╭─ MATERIAL FOR THIS EXERCISE
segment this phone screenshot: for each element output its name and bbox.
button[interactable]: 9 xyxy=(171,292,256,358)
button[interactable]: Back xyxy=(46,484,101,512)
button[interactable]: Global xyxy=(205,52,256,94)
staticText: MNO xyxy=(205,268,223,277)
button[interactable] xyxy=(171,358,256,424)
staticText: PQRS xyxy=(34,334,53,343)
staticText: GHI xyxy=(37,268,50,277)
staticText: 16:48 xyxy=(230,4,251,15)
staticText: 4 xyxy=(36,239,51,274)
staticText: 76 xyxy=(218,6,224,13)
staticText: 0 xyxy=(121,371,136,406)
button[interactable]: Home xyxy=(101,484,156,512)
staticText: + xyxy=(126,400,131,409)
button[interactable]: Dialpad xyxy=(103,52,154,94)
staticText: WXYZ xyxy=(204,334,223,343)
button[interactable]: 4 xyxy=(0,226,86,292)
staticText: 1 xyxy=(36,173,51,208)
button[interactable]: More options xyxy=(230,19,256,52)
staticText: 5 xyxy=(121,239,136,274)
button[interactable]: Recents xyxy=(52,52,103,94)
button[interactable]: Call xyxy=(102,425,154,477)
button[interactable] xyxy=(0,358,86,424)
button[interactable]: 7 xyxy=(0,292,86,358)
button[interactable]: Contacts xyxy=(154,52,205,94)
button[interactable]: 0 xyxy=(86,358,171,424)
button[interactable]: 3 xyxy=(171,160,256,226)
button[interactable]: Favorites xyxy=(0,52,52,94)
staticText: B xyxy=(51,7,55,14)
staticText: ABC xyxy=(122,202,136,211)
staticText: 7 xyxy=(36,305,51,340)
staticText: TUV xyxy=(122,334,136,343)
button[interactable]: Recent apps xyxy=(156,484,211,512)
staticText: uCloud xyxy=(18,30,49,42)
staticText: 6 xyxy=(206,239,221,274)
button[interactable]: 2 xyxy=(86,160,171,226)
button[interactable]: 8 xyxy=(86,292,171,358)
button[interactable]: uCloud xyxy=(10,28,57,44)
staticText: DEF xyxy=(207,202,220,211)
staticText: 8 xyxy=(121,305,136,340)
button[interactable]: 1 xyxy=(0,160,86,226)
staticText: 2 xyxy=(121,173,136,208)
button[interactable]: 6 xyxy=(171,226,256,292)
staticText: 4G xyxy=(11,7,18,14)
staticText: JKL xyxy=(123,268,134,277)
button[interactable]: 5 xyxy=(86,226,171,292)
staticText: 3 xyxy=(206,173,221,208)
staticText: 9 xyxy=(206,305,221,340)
╰─
Identify every line in the material above that contains the string "uCloud", and copy each of those lines in full.

EXERCISE SOLUTION ::
staticText: uCloud xyxy=(18,30,49,42)
button[interactable]: uCloud xyxy=(10,28,57,44)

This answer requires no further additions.